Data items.
#####

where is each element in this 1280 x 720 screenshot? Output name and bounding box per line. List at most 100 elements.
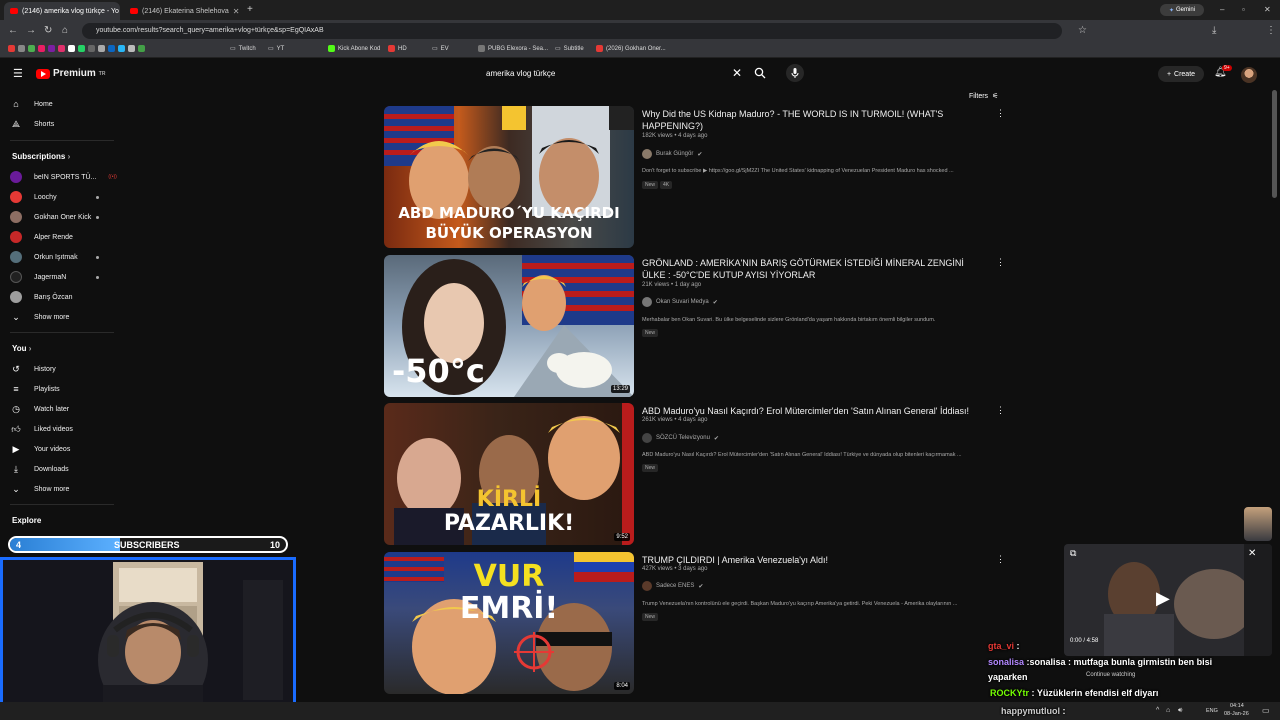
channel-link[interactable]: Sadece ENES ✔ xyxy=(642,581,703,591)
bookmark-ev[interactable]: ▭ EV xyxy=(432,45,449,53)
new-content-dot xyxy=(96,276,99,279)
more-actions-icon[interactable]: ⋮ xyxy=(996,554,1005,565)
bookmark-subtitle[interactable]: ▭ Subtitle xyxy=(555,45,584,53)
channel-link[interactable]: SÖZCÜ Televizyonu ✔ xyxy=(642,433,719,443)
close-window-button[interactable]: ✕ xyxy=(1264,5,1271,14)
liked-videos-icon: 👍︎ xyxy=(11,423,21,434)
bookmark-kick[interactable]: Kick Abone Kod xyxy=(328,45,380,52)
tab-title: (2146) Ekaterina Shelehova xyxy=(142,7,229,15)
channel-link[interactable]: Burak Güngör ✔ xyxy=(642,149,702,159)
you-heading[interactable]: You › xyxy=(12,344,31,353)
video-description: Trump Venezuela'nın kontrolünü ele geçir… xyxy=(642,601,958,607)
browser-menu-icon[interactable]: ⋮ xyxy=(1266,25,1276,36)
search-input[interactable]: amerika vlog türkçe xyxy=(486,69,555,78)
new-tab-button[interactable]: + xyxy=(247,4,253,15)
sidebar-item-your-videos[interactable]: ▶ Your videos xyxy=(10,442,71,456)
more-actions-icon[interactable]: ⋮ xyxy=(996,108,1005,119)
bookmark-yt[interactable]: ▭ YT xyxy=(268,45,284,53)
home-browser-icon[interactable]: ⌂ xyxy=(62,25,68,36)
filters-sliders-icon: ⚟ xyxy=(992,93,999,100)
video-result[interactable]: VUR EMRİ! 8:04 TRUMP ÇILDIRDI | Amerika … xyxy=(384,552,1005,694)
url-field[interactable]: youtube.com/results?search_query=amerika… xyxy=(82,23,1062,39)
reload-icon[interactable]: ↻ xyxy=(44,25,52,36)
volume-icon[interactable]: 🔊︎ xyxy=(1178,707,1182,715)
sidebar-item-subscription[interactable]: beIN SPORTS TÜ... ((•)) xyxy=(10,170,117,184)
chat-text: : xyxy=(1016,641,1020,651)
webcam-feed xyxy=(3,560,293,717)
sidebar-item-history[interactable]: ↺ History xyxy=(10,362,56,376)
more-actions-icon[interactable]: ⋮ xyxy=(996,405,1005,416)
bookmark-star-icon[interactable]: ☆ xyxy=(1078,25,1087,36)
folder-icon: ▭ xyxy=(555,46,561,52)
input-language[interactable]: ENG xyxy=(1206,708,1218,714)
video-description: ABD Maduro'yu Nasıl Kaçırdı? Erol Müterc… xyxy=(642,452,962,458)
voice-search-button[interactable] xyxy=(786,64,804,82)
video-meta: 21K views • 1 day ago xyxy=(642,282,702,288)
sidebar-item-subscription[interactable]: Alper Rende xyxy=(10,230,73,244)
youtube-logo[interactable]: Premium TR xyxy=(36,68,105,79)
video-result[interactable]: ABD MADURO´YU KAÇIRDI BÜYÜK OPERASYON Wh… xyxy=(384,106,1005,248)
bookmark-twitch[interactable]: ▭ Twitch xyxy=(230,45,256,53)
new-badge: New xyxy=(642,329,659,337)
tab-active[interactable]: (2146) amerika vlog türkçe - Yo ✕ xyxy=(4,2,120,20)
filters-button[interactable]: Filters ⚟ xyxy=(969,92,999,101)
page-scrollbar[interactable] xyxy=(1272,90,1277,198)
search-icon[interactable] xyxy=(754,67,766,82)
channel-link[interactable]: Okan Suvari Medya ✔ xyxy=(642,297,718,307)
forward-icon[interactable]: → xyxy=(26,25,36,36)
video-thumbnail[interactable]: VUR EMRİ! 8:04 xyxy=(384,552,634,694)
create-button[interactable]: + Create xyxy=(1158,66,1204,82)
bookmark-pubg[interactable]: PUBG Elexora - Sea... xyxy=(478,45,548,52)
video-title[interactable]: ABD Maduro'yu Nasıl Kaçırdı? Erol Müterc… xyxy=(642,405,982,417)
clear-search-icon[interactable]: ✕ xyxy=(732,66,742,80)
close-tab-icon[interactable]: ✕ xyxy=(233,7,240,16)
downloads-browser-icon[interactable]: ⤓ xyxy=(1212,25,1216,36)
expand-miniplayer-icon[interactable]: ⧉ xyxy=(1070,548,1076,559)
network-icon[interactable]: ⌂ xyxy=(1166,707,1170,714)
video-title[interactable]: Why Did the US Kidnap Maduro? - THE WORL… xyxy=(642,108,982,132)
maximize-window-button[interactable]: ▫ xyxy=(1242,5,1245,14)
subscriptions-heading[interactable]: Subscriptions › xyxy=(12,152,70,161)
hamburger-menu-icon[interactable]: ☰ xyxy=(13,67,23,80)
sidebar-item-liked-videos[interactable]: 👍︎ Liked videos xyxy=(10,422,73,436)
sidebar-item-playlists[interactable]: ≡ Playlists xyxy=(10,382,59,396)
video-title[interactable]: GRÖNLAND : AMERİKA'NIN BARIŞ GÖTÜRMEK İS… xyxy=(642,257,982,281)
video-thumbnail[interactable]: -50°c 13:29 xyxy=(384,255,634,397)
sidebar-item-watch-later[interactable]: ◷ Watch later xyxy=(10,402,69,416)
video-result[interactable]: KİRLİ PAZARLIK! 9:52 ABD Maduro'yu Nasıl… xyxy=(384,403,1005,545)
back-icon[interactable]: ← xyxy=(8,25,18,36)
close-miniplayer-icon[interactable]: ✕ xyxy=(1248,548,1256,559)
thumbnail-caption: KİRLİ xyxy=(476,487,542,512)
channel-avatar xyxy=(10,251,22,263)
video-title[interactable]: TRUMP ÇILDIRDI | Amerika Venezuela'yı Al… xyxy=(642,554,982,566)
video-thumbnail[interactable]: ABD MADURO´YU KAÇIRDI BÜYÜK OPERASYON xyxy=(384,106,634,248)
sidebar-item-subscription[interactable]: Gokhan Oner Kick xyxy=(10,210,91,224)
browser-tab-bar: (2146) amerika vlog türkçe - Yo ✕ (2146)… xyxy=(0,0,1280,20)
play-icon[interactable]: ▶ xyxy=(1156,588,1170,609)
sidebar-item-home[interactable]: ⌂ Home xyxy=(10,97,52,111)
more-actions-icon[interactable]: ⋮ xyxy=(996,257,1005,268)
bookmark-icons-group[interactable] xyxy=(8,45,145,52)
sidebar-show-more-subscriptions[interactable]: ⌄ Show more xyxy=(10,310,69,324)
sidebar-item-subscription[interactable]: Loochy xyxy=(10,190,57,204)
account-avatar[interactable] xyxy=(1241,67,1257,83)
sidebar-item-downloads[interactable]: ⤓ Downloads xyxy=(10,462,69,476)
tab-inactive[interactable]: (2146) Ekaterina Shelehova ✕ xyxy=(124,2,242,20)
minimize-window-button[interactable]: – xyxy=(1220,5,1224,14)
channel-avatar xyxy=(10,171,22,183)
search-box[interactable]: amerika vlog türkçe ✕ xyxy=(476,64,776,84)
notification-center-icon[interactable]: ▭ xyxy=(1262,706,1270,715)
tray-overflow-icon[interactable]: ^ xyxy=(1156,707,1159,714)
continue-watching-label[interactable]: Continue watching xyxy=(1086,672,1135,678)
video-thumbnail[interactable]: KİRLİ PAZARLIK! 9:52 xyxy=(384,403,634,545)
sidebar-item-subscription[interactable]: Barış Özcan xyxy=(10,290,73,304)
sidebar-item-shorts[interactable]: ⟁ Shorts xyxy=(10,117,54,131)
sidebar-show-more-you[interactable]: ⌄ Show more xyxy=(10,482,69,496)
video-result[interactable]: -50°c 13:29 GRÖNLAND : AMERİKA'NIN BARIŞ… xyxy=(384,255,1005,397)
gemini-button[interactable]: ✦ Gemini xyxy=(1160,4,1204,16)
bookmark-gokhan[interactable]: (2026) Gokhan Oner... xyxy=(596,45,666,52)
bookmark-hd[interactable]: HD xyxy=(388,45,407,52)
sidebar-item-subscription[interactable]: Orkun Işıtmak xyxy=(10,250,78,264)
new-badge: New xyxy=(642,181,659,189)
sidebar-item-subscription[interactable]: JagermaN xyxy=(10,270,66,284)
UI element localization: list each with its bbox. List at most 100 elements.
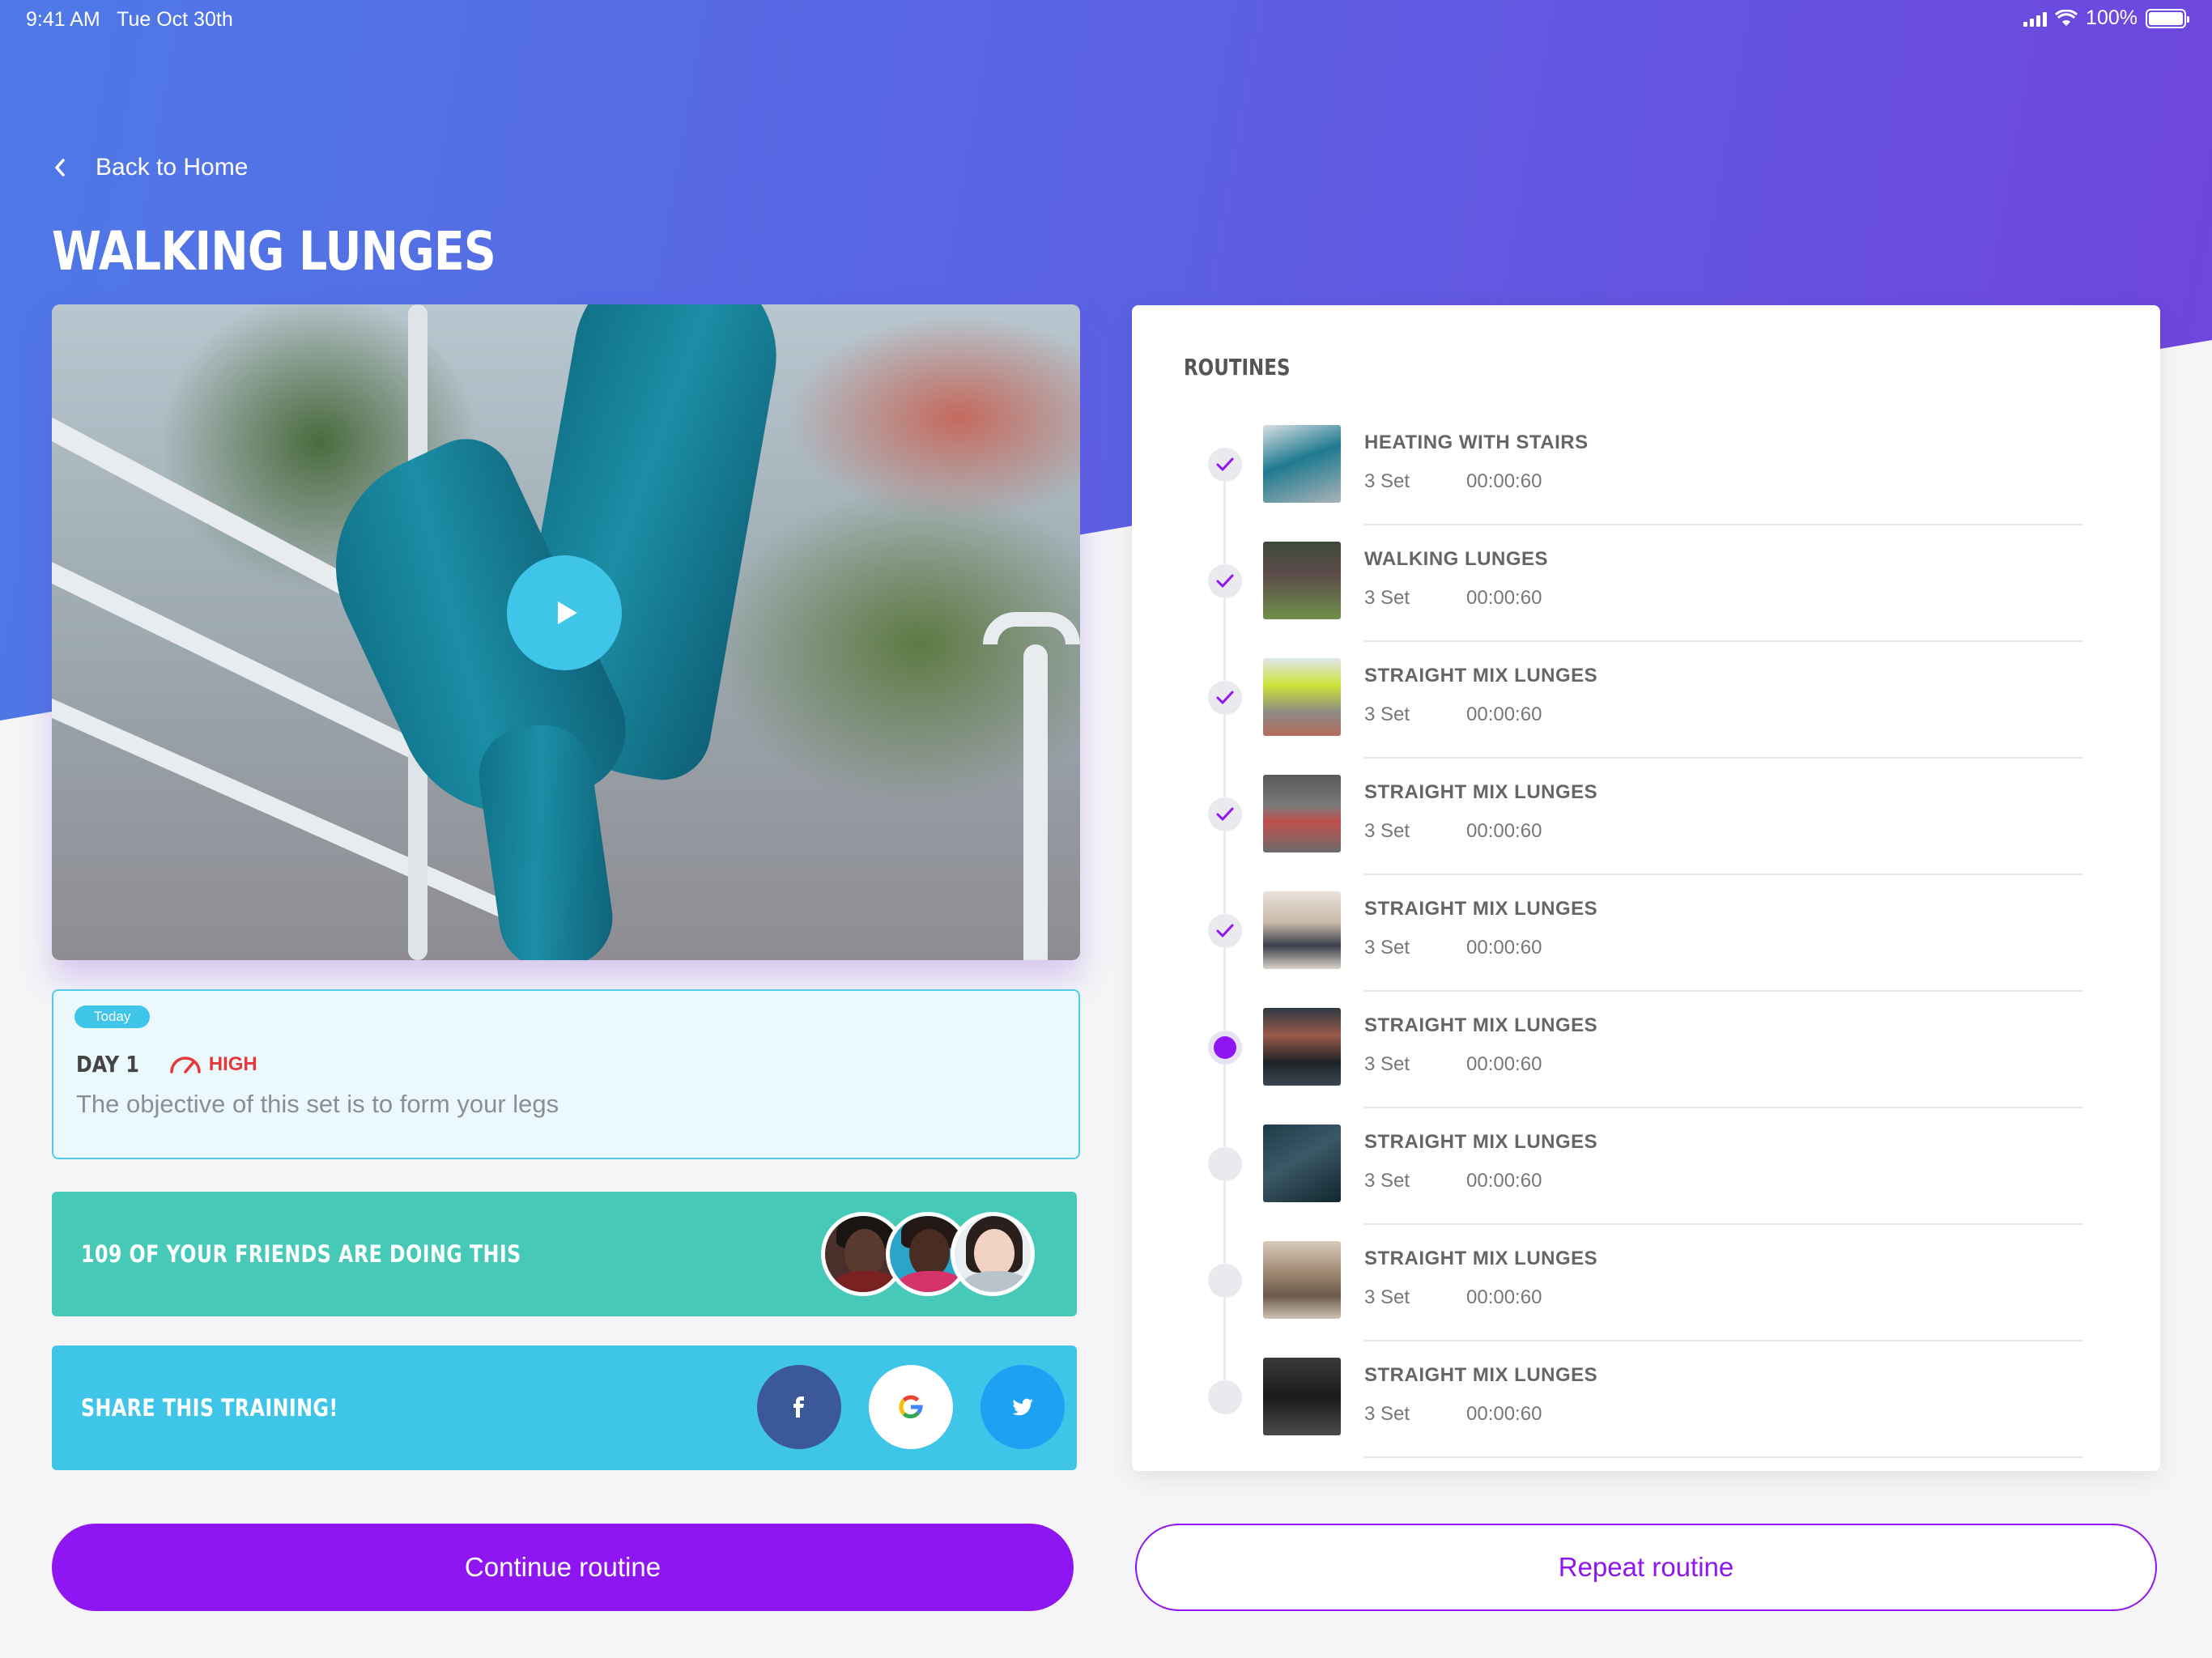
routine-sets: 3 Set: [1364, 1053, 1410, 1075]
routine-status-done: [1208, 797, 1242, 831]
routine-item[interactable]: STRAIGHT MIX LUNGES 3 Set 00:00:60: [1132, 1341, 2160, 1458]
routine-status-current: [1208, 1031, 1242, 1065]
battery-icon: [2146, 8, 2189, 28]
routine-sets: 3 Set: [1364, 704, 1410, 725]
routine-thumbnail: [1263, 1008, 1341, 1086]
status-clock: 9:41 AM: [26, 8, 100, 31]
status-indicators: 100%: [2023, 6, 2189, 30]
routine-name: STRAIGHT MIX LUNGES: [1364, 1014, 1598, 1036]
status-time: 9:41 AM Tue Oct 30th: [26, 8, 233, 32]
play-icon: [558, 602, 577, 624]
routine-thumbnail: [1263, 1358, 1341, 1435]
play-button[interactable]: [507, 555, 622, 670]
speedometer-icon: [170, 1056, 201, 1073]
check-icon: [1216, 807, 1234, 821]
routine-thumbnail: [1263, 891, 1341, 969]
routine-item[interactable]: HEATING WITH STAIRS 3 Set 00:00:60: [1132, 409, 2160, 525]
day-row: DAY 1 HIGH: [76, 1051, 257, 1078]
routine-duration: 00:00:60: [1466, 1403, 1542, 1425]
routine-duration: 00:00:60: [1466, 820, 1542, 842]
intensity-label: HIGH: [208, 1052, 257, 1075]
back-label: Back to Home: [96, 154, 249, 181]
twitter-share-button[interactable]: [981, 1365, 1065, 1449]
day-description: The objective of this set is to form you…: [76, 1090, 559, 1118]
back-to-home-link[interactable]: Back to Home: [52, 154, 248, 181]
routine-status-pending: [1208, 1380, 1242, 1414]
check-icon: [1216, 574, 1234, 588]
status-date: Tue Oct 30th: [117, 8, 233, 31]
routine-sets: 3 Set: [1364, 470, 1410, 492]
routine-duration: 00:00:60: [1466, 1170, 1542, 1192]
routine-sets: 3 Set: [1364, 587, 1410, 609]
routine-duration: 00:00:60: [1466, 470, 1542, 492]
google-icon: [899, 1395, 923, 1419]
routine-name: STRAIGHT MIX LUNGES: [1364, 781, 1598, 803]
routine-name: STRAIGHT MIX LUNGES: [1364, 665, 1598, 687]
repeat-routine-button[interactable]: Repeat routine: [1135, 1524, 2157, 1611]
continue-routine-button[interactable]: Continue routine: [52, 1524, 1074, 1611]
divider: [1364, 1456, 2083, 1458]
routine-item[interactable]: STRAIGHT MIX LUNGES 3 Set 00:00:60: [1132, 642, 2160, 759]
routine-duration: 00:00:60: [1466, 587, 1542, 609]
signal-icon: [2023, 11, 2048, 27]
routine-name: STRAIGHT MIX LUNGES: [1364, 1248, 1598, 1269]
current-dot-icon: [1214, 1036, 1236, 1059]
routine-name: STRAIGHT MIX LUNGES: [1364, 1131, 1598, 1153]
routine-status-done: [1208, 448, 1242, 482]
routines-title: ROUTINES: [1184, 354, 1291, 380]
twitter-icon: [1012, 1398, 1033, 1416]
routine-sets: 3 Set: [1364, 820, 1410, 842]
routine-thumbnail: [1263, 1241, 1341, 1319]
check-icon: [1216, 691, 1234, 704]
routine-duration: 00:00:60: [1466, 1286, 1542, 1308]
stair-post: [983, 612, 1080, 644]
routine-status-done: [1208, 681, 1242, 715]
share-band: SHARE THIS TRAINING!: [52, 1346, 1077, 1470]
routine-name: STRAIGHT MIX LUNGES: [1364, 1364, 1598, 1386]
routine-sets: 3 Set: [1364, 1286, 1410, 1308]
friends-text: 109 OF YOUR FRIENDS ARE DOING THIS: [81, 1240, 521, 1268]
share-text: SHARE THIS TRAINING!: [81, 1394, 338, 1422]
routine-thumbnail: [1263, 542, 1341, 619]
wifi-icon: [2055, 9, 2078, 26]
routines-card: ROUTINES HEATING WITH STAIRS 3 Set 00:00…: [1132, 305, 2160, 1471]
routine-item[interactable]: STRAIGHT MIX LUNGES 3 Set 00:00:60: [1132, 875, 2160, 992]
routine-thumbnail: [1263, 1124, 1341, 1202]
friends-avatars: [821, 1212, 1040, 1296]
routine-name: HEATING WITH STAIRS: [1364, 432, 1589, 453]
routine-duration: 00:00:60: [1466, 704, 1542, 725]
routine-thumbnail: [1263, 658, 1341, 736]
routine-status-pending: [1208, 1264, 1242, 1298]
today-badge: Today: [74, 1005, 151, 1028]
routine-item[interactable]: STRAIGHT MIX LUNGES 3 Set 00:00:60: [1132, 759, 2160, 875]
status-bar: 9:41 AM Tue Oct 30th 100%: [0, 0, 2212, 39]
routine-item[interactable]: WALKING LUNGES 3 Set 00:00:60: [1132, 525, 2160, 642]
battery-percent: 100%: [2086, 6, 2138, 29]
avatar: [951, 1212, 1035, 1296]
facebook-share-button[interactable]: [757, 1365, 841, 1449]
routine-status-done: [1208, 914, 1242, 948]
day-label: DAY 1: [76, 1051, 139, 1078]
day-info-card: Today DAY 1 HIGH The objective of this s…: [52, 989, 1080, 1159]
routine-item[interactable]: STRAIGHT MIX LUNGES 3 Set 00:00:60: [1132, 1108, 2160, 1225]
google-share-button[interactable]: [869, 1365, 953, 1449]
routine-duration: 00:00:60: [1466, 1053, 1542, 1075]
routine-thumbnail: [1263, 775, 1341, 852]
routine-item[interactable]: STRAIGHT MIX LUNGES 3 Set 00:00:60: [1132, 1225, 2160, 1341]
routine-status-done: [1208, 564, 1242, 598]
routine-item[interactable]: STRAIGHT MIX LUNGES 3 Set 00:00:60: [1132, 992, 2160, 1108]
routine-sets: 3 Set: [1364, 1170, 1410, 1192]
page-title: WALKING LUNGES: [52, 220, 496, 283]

#####

JOB. Repeat the lines of the material from the one containing "routine-sets: 3 Set: [1364, 1053, 1410, 1075]" through the one containing "status-indicators: 100%: [2023, 6, 2189, 30]", inclusive.

TASK RESPONSE.
routine-sets: 3 Set: [1364, 1053, 1410, 1075]
routine-status-done: [1208, 797, 1242, 831]
routine-item[interactable]: STRAIGHT MIX LUNGES 3 Set 00:00:60: [1132, 1341, 2160, 1458]
routine-status-current: [1208, 1031, 1242, 1065]
battery-icon: [2146, 8, 2189, 28]
routine-sets: 3 Set: [1364, 704, 1410, 725]
routine-thumbnail: [1263, 1008, 1341, 1086]
status-clock: 9:41 AM: [26, 8, 100, 31]
status-indicators: 100%: [2023, 6, 2189, 30]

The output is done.